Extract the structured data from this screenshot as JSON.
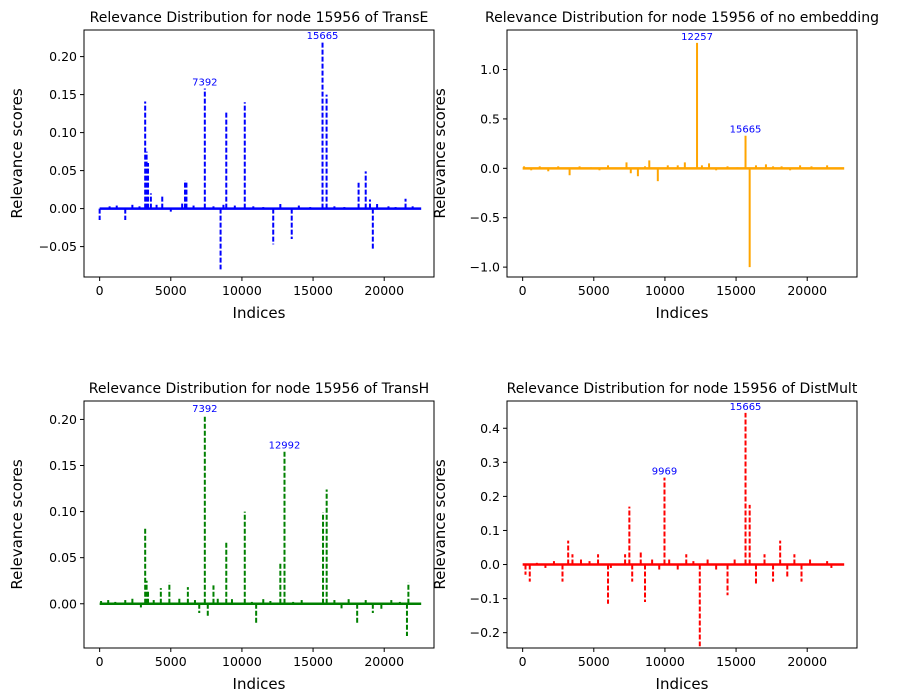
{
  "chart_data": [
    {
      "type": "line",
      "title": "Relevance Distribution for node  15956 of TransE",
      "xlabel": "Indices",
      "ylabel": "Relevance scores",
      "xlim": [
        -1100,
        23500
      ],
      "ylim": [
        -0.09,
        0.235
      ],
      "xticks": [
        0,
        5000,
        10000,
        15000,
        20000
      ],
      "yticks": [
        -0.05,
        0.0,
        0.05,
        0.1,
        0.15,
        0.2
      ],
      "ytick_labels": [
        "−0.05",
        "0.00",
        "0.05",
        "0.10",
        "0.15",
        "0.20"
      ],
      "color": "#0000ff",
      "line_style": "dashed",
      "x_max": 22600,
      "spikes": [
        [
          0,
          -0.015
        ],
        [
          700,
          0.003
        ],
        [
          1200,
          0.004
        ],
        [
          1800,
          -0.015
        ],
        [
          2300,
          0.005
        ],
        [
          2800,
          0.003
        ],
        [
          3200,
          0.141
        ],
        [
          3300,
          0.075
        ],
        [
          3400,
          0.06
        ],
        [
          3600,
          0.02
        ],
        [
          4000,
          0.005
        ],
        [
          4400,
          0.017
        ],
        [
          5000,
          -0.004
        ],
        [
          5800,
          0.008
        ],
        [
          6000,
          0.037
        ],
        [
          6100,
          0.035
        ],
        [
          6600,
          0.004
        ],
        [
          7392,
          0.158
        ],
        [
          8000,
          0.003
        ],
        [
          8500,
          -0.08
        ],
        [
          8700,
          0.005
        ],
        [
          8900,
          0.128
        ],
        [
          9500,
          0.004
        ],
        [
          10200,
          0.14
        ],
        [
          10800,
          0.003
        ],
        [
          11500,
          0.002
        ],
        [
          12200,
          -0.047
        ],
        [
          12700,
          0.006
        ],
        [
          13500,
          -0.04
        ],
        [
          14000,
          0.004
        ],
        [
          14800,
          0.002
        ],
        [
          15665,
          0.22
        ],
        [
          15950,
          0.15
        ],
        [
          16500,
          0.003
        ],
        [
          17200,
          0.002
        ],
        [
          18200,
          0.034
        ],
        [
          18700,
          0.049
        ],
        [
          19000,
          0.012
        ],
        [
          19200,
          -0.055
        ],
        [
          19500,
          0.006
        ],
        [
          20300,
          0.003
        ],
        [
          20800,
          0.002
        ],
        [
          21500,
          0.013
        ],
        [
          22000,
          0.003
        ]
      ],
      "annotations": [
        {
          "text": "7392",
          "x": 7392,
          "y": 0.158
        },
        {
          "text": "15665",
          "x": 15665,
          "y": 0.22
        }
      ]
    },
    {
      "type": "line",
      "title": "Relevance Distribution for node  15956 of no embedding",
      "xlabel": "Indices",
      "ylabel": "Relevance scores",
      "xlim": [
        -1100,
        23500
      ],
      "ylim": [
        -1.1,
        1.4
      ],
      "xticks": [
        0,
        5000,
        10000,
        15000,
        20000
      ],
      "yticks": [
        -1.0,
        -0.5,
        0.0,
        0.5,
        1.0
      ],
      "ytick_labels": [
        "−1.0",
        "−0.5",
        "0.0",
        "0.5",
        "1.0"
      ],
      "color": "#ffa500",
      "line_style": "solid",
      "x_max": 22600,
      "spikes": [
        [
          100,
          0.02
        ],
        [
          600,
          -0.02
        ],
        [
          1200,
          0.02
        ],
        [
          1800,
          -0.03
        ],
        [
          2500,
          0.02
        ],
        [
          3300,
          -0.07
        ],
        [
          4000,
          0.02
        ],
        [
          4800,
          0.01
        ],
        [
          5400,
          -0.02
        ],
        [
          6000,
          0.03
        ],
        [
          7300,
          0.06
        ],
        [
          7600,
          -0.05
        ],
        [
          8100,
          -0.08
        ],
        [
          8600,
          0.02
        ],
        [
          8900,
          0.08
        ],
        [
          9500,
          -0.13
        ],
        [
          10200,
          0.03
        ],
        [
          10900,
          0.03
        ],
        [
          11400,
          0.06
        ],
        [
          12257,
          1.27
        ],
        [
          12600,
          0.03
        ],
        [
          13100,
          0.05
        ],
        [
          13600,
          -0.02
        ],
        [
          14400,
          0.02
        ],
        [
          15100,
          0.01
        ],
        [
          15665,
          0.33
        ],
        [
          15956,
          -1.0
        ],
        [
          16400,
          0.03
        ],
        [
          17100,
          0.04
        ],
        [
          17600,
          0.02
        ],
        [
          18200,
          0.02
        ],
        [
          18800,
          -0.02
        ],
        [
          19500,
          0.03
        ],
        [
          20300,
          0.02
        ],
        [
          21400,
          0.03
        ]
      ],
      "annotations": [
        {
          "text": "12257",
          "x": 12257,
          "y": 1.27
        },
        {
          "text": "15665",
          "x": 15665,
          "y": 0.33
        }
      ]
    },
    {
      "type": "line",
      "title": "Relevance Distribution for node  15956 of TransH",
      "xlabel": "Indices",
      "ylabel": "Relevance scores",
      "xlim": [
        -1100,
        23500
      ],
      "ylim": [
        -0.048,
        0.22
      ],
      "xticks": [
        0,
        5000,
        10000,
        15000,
        20000
      ],
      "yticks": [
        0.0,
        0.05,
        0.1,
        0.15,
        0.2
      ],
      "ytick_labels": [
        "0.00",
        "0.05",
        "0.10",
        "0.15",
        "0.20"
      ],
      "color": "#008000",
      "line_style": "dashed",
      "x_max": 22600,
      "spikes": [
        [
          100,
          0.003
        ],
        [
          600,
          0.004
        ],
        [
          1100,
          0.002
        ],
        [
          1800,
          0.004
        ],
        [
          2300,
          0.007
        ],
        [
          2900,
          -0.004
        ],
        [
          3200,
          0.083
        ],
        [
          3300,
          0.025
        ],
        [
          3400,
          0.015
        ],
        [
          3800,
          0.004
        ],
        [
          4300,
          0.017
        ],
        [
          4900,
          0.023
        ],
        [
          5600,
          0.006
        ],
        [
          6200,
          0.018
        ],
        [
          6700,
          0.004
        ],
        [
          7000,
          -0.01
        ],
        [
          7392,
          0.205
        ],
        [
          7600,
          -0.014
        ],
        [
          8000,
          0.02
        ],
        [
          8300,
          0.006
        ],
        [
          8900,
          0.067
        ],
        [
          9300,
          0.005
        ],
        [
          10200,
          0.1
        ],
        [
          10700,
          0.002
        ],
        [
          11000,
          -0.022
        ],
        [
          11500,
          0.005
        ],
        [
          12000,
          0.003
        ],
        [
          12700,
          0.045
        ],
        [
          12992,
          0.165
        ],
        [
          13600,
          0.002
        ],
        [
          14200,
          0.004
        ],
        [
          15700,
          0.099
        ],
        [
          15956,
          0.124
        ],
        [
          16500,
          0.004
        ],
        [
          17000,
          -0.005
        ],
        [
          17500,
          0.005
        ],
        [
          18100,
          -0.022
        ],
        [
          18700,
          0.004
        ],
        [
          19200,
          -0.01
        ],
        [
          19800,
          -0.006
        ],
        [
          20500,
          0.004
        ],
        [
          21100,
          0.002
        ],
        [
          21600,
          -0.035
        ],
        [
          21700,
          0.023
        ]
      ],
      "annotations": [
        {
          "text": "7392",
          "x": 7392,
          "y": 0.205
        },
        {
          "text": "12992",
          "x": 12992,
          "y": 0.165
        }
      ]
    },
    {
      "type": "line",
      "title": "Relevance Distribution for node  15956 of DistMult",
      "xlabel": "Indices",
      "ylabel": "Relevance scores",
      "xlim": [
        -1100,
        23500
      ],
      "ylim": [
        -0.245,
        0.48
      ],
      "xticks": [
        0,
        5000,
        10000,
        15000,
        20000
      ],
      "yticks": [
        -0.2,
        -0.1,
        0.0,
        0.1,
        0.2,
        0.3,
        0.4
      ],
      "ytick_labels": [
        "−0.2",
        "−0.1",
        "0.0",
        "0.1",
        "0.2",
        "0.3",
        "0.4"
      ],
      "color": "#ff0000",
      "line_style": "dashed",
      "x_max": 22600,
      "spikes": [
        [
          200,
          -0.03
        ],
        [
          500,
          -0.05
        ],
        [
          1000,
          0.005
        ],
        [
          1600,
          -0.01
        ],
        [
          2200,
          0.01
        ],
        [
          2800,
          -0.05
        ],
        [
          3200,
          0.07
        ],
        [
          3500,
          0.03
        ],
        [
          4100,
          0.02
        ],
        [
          4700,
          0.01
        ],
        [
          5300,
          0.03
        ],
        [
          6000,
          -0.115
        ],
        [
          6200,
          -0.01
        ],
        [
          7200,
          0.03
        ],
        [
          7500,
          0.17
        ],
        [
          7700,
          -0.05
        ],
        [
          8300,
          0.04
        ],
        [
          8600,
          -0.11
        ],
        [
          9100,
          0.02
        ],
        [
          9600,
          -0.02
        ],
        [
          9969,
          0.255
        ],
        [
          10300,
          0.02
        ],
        [
          10900,
          -0.02
        ],
        [
          11500,
          0.03
        ],
        [
          12000,
          0.01
        ],
        [
          12450,
          -0.24
        ],
        [
          13000,
          0.02
        ],
        [
          13600,
          -0.02
        ],
        [
          14400,
          -0.09
        ],
        [
          14900,
          0.02
        ],
        [
          15665,
          0.445
        ],
        [
          15956,
          0.175
        ],
        [
          16400,
          -0.06
        ],
        [
          17000,
          0.03
        ],
        [
          17600,
          -0.05
        ],
        [
          18100,
          0.07
        ],
        [
          18600,
          -0.04
        ],
        [
          19100,
          0.03
        ],
        [
          19600,
          -0.05
        ],
        [
          20200,
          0.02
        ],
        [
          21400,
          0.01
        ],
        [
          21700,
          -0.01
        ]
      ],
      "annotations": [
        {
          "text": "9969",
          "x": 9969,
          "y": 0.255
        },
        {
          "text": "15665",
          "x": 15665,
          "y": 0.445
        }
      ]
    }
  ]
}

* Work instructions *
Find the string "Distribution" in the entries above and return each line that holds it.

* Task result *
      "title": "Relevance Distribution for node  15956 of TransE",
      "title": "Relevance Distribution for node  15956 of no embedding",
      "title": "Relevance Distribution for node  15956 of TransH",
      "title": "Relevance Distribution for node  15956 of DistMult",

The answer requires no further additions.